#### [PROBLEM TO WORK ON]
Reproduce the listing below exactly, minus its pictures.

*****

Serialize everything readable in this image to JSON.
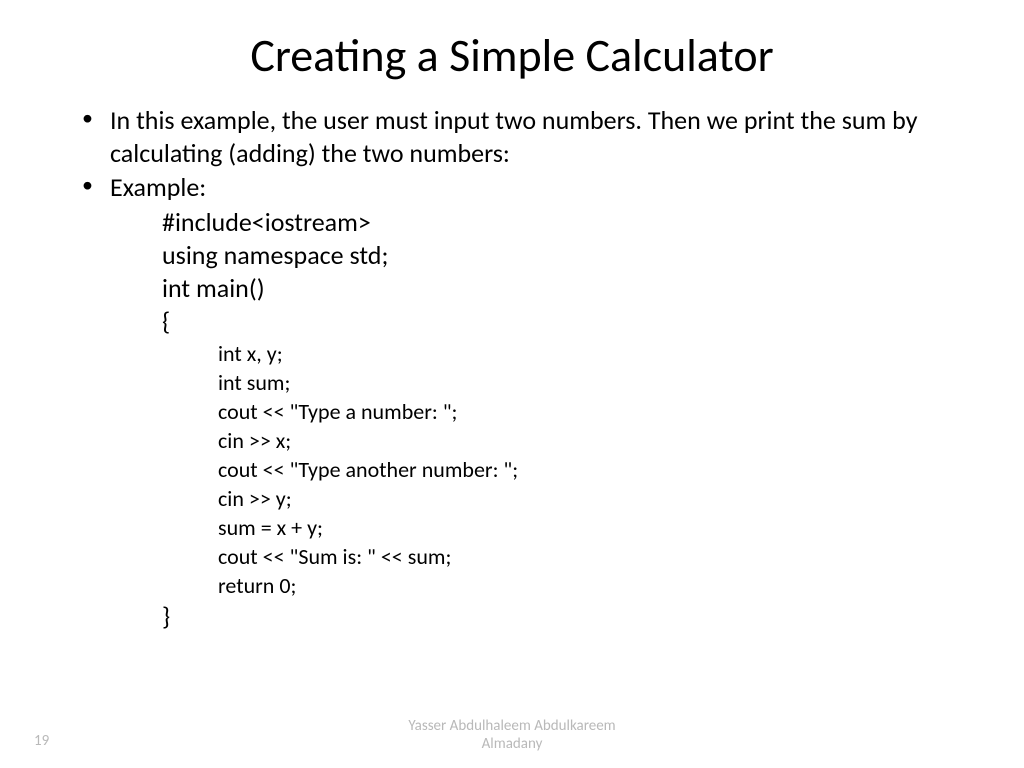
{
  "title": "Creating a Simple Calculator",
  "bullets": {
    "b1": "In this example, the user must input two numbers. Then we print the sum by calculating (adding) the two numbers:",
    "b2": "Example:"
  },
  "code": {
    "l1": "#include<iostream>",
    "l2": "using namespace std;",
    "l3": "int main()",
    "l4": "{",
    "i1": "int x, y;",
    "i2": "int sum;",
    "i3": "cout << \"Type a number: \";",
    "i4": "cin >> x;",
    "i5": "cout << \"Type another number: \";",
    "i6": "cin >> y;",
    "i7": "sum = x + y;",
    "i8": "cout << \"Sum is: \" << sum;",
    "i9": "return 0;",
    "l5": "}"
  },
  "footer": {
    "page": "19",
    "author_line1": "Yasser Abdulhaleem Abdulkareem",
    "author_line2": "Almadany"
  }
}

*****

#### [TASK ANSWER]
Serialize everything readable in this image to JSON.
{
  "title": "Creating a Simple Calculator",
  "bullets": {
    "b1": "In this example, the user must input two numbers. Then we print the sum by calculating (adding) the two numbers:",
    "b2": "Example:"
  },
  "code": {
    "l1": "#include<iostream>",
    "l2": "using namespace std;",
    "l3": "int main()",
    "l4": "{",
    "i1": "int x, y;",
    "i2": "int sum;",
    "i3": "cout << \"Type a number: \";",
    "i4": "cin >> x;",
    "i5": "cout << \"Type another number: \";",
    "i6": "cin >> y;",
    "i7": "sum = x + y;",
    "i8": "cout << \"Sum is: \" << sum;",
    "i9": "return 0;",
    "l5": "}"
  },
  "footer": {
    "page": "19",
    "author_line1": "Yasser Abdulhaleem Abdulkareem",
    "author_line2": "Almadany"
  }
}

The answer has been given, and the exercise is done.